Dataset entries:
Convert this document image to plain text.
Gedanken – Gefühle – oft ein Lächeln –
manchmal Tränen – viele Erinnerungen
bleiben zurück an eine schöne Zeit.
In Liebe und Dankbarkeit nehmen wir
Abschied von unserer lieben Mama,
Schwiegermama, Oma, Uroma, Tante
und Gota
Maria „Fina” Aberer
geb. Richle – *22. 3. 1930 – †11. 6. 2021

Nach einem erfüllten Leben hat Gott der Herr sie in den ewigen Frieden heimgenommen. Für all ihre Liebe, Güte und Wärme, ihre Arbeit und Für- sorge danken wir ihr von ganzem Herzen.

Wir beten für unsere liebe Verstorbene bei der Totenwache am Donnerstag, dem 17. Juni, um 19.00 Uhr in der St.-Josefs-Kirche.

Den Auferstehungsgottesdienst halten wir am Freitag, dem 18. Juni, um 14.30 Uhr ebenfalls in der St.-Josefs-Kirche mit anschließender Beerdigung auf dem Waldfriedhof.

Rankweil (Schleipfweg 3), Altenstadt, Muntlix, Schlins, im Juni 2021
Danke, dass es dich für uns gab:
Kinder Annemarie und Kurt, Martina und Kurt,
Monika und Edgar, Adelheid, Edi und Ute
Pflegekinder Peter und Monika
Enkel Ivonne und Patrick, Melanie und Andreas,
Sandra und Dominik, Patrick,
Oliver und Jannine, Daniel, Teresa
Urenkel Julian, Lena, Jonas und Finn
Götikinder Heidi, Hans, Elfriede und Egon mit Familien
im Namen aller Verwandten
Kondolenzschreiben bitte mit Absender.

*Task statement*: Reproduce the data shown above with every line intact.

*Response to the task*:
Convert this document image to plain text.
Gedanken – Gefühle – oft ein Lächeln –
manchmal Tränen – viele Erinnerungen
bleiben zurück an eine schöne Zeit.
In Liebe und Dankbarkeit nehmen wir
Abschied von unserer lieben Mama,
Schwiegermama, Oma, Uroma, Tante
und Gota
Maria „Fina” Aberer
geb. Richle – *22. 3. 1930 – †11. 6. 2021

Nach einem erfüllten Leben hat Gott der Herr sie in den ewigen Frieden heimgenommen. Für all ihre Liebe, Güte und Wärme, ihre Arbeit und Für- sorge danken wir ihr von ganzem Herzen.

Wir beten für unsere liebe Verstorbene bei der Totenwache am Donnerstag, dem 17. Juni, um 19.00 Uhr in der St.-Josefs-Kirche.

Den Auferstehungsgottesdienst halten wir am Freitag, dem 18. Juni, um 14.30 Uhr ebenfalls in der St.-Josefs-Kirche mit anschließender Beerdigung auf dem Waldfriedhof.

Rankweil (Schleipfweg 3), Altenstadt, Muntlix, Schlins, im Juni 2021
Danke, dass es dich für uns gab:
Kinder Annemarie und Kurt, Martina und Kurt,
Monika und Edgar, Adelheid, Edi und Ute
Pflegekinder Peter und Monika
Enkel Ivonne und Patrick, Melanie und Andreas,
Sandra und Dominik, Patrick,
Oliver und Jannine, Daniel, Teresa
Urenkel Julian, Lena, Jonas und Finn
Götikinder Heidi, Hans, Elfriede und Egon mit Familien
im Namen aller Verwandten
Kondolenzschreiben bitte mit Absender.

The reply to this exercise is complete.